Aim of the exercise:
Go through the data below. Pull out every line that has the word "反复弯折铁丝".

Stored records:
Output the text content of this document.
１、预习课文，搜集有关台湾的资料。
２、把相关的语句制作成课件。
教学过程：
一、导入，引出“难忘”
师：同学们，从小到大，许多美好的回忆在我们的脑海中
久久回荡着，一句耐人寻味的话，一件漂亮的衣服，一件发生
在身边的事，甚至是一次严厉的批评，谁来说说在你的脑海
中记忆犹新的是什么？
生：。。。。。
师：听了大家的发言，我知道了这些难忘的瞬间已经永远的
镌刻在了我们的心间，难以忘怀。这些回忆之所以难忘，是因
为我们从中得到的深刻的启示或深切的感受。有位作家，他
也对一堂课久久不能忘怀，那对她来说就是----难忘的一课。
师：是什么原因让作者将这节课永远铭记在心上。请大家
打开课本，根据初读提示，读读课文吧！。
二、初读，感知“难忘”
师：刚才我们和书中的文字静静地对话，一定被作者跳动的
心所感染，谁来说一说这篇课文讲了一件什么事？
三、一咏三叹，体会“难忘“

==

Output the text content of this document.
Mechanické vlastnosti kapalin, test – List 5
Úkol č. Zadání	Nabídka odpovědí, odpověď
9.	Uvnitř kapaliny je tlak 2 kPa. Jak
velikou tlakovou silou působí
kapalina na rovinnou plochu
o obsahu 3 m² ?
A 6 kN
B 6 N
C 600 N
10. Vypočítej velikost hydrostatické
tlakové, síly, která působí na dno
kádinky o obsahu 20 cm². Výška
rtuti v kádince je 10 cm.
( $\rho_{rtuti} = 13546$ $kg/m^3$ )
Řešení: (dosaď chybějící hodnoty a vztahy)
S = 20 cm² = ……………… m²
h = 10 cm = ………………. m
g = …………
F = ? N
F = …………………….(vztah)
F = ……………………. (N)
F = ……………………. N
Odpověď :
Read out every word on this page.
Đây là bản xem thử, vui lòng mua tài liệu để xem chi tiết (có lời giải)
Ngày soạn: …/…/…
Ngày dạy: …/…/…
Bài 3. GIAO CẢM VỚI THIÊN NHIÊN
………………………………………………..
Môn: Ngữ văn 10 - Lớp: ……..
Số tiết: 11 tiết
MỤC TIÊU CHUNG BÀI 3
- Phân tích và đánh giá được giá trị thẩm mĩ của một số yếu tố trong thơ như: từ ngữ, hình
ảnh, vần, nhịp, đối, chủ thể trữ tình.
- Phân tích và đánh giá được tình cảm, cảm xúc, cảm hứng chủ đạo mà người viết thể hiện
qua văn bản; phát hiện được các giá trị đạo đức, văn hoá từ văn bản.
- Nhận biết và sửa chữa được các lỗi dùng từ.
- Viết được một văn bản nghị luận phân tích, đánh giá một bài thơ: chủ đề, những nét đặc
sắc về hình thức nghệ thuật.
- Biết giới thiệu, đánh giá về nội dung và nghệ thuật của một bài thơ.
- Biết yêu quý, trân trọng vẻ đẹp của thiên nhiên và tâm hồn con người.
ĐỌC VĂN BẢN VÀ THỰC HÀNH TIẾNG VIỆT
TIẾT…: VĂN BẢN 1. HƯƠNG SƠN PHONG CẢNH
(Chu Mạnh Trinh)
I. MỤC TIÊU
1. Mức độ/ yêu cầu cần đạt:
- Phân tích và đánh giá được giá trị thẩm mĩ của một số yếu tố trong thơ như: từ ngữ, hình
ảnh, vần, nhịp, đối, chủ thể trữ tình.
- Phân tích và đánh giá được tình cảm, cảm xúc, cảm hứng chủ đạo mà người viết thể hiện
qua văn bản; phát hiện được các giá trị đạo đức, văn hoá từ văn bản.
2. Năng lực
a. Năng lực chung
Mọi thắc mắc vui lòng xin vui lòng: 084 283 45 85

...

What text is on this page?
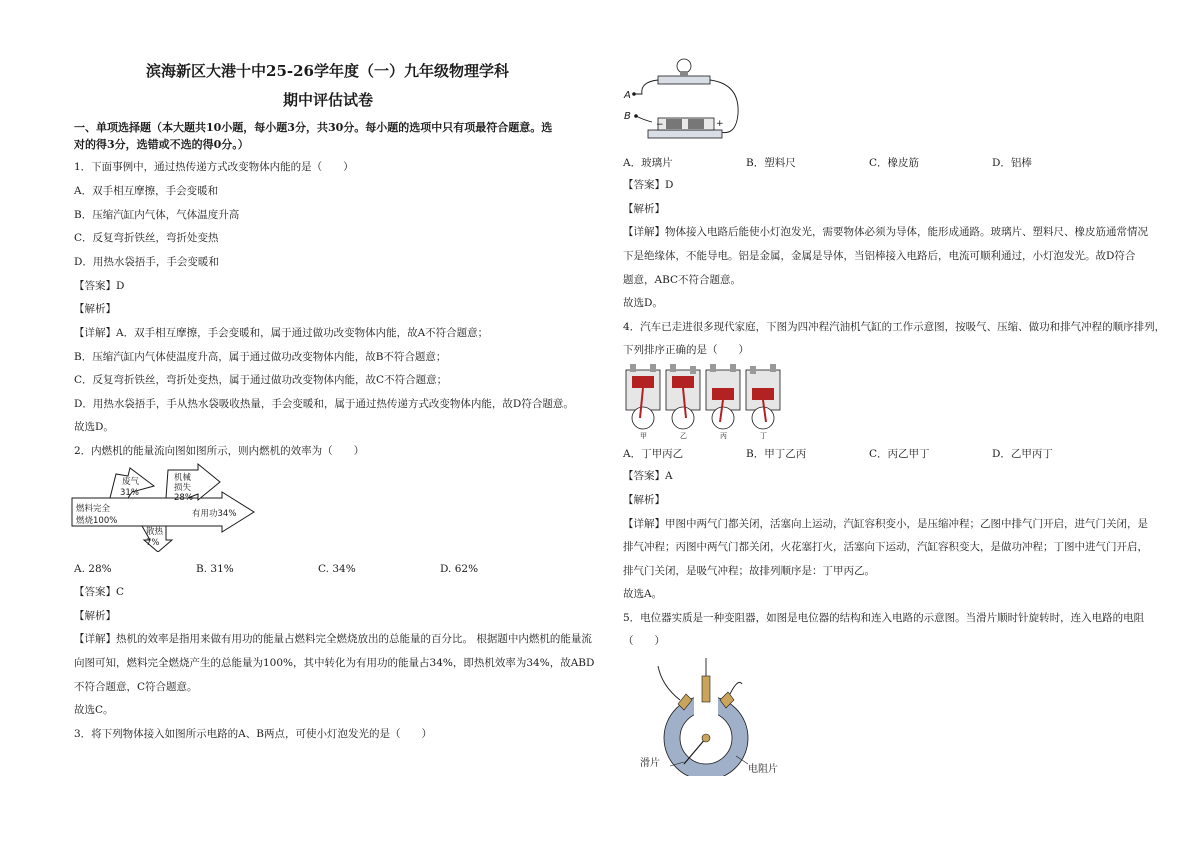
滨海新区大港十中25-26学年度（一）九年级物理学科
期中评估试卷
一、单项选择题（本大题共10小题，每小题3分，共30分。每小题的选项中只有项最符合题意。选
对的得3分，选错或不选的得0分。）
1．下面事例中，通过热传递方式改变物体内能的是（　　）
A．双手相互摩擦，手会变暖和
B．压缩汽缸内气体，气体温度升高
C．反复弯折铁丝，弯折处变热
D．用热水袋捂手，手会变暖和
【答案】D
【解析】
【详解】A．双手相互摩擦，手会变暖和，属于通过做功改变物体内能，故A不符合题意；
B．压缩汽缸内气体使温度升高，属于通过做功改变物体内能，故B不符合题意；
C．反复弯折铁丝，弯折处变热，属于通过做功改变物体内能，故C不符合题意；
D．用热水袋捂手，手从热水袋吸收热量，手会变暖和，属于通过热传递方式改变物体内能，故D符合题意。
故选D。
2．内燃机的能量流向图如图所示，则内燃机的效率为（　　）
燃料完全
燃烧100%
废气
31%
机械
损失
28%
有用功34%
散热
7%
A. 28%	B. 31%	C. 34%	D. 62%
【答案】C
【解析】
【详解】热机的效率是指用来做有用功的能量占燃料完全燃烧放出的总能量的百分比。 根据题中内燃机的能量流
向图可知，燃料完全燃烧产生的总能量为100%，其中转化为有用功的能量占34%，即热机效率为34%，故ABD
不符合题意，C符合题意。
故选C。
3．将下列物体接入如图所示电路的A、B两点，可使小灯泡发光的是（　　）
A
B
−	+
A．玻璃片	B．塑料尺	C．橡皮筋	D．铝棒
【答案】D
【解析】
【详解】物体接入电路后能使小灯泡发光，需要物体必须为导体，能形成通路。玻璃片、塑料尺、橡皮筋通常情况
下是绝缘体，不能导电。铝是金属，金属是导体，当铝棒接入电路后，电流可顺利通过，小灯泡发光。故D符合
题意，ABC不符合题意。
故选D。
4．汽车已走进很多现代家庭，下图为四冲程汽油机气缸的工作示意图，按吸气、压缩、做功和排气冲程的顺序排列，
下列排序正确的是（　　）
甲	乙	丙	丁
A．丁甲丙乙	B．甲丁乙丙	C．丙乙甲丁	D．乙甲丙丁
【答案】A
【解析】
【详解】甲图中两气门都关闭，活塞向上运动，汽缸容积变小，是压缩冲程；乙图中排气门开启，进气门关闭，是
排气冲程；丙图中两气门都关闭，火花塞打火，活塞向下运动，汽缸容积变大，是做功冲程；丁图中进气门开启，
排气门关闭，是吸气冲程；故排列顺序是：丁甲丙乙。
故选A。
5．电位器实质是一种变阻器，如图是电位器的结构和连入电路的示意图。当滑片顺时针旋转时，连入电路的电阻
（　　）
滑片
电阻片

Exercise answer:
C．反复弯折铁丝，弯折处变热
C．反复弯折铁丝，弯折处变热，属于通过做功改变物体内能，故C不符合题意；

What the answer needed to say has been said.